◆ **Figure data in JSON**
.....

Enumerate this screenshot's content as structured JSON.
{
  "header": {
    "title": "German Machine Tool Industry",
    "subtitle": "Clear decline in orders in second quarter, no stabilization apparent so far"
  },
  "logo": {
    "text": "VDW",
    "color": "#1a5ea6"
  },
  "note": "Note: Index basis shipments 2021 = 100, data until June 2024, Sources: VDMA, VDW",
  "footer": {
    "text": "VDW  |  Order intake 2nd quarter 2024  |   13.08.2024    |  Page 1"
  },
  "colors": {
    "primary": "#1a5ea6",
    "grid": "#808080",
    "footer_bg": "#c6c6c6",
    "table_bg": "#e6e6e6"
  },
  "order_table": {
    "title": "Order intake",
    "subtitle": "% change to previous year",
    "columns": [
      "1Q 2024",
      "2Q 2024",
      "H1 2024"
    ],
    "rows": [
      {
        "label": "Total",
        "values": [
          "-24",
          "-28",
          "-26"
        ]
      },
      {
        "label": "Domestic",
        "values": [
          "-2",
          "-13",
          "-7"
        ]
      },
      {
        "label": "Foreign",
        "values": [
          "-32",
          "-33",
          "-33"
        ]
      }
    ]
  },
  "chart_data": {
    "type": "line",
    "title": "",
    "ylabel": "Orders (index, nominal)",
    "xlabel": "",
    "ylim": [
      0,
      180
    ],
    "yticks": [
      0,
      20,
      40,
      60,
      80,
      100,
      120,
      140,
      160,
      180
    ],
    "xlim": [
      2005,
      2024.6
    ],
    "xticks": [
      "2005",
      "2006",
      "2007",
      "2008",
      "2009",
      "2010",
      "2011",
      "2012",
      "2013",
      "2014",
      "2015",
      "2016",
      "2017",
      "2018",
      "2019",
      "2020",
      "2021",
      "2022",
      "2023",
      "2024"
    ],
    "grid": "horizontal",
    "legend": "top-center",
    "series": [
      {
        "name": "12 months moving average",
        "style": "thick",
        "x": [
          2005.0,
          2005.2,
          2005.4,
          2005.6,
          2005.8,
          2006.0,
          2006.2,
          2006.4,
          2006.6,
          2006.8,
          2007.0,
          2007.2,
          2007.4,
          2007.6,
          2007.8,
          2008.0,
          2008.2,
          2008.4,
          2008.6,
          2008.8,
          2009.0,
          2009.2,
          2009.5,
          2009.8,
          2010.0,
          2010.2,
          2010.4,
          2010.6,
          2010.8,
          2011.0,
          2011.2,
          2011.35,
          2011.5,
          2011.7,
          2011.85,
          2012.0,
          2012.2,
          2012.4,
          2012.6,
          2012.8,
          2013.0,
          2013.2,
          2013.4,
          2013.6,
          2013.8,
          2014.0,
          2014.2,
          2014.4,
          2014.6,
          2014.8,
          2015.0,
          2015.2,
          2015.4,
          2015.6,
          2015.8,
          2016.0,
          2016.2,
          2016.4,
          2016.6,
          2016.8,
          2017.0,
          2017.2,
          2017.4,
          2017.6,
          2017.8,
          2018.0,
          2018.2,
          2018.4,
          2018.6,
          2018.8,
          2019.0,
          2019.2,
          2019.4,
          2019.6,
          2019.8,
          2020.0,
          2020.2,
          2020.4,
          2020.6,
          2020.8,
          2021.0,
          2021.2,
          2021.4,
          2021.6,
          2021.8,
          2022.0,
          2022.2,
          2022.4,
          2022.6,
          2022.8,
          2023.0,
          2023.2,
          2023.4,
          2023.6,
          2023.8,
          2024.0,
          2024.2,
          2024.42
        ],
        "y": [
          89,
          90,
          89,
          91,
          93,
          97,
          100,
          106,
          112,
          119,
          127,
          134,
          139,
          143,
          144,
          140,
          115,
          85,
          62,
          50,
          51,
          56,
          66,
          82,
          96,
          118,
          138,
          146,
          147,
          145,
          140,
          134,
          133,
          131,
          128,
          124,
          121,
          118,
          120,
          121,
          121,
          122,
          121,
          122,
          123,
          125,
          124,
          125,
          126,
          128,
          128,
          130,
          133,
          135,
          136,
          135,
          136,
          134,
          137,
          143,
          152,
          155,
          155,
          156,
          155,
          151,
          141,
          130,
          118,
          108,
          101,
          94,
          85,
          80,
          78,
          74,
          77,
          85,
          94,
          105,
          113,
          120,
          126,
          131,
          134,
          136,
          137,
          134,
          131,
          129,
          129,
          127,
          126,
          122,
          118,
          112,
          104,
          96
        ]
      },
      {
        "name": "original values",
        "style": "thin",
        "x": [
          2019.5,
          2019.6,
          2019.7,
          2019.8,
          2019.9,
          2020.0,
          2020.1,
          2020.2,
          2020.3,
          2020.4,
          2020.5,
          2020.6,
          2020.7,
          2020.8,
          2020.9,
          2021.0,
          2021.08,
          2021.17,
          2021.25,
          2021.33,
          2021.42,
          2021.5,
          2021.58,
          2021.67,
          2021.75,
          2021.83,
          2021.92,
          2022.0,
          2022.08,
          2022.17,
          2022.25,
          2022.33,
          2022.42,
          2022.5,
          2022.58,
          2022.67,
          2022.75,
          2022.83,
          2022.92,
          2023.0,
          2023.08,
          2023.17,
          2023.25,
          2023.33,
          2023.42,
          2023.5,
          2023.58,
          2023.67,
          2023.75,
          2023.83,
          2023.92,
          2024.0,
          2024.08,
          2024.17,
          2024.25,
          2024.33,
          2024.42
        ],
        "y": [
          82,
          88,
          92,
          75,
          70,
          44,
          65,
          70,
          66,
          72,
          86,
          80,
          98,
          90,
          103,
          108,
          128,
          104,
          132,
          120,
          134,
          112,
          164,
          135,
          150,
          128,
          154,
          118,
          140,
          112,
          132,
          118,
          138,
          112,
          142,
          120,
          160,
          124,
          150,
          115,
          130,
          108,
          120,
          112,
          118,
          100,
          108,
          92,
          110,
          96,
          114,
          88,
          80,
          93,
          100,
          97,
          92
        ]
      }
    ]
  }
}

.....

◆ **To do**
Select all lines in the listing above where the word "text" appears, and show them.

◆ **Complete answer**
    "text": "VDW",
    "text": "VDW  |  Order intake 2nd quarter 2024  |   13.08.2024    |  Page 1"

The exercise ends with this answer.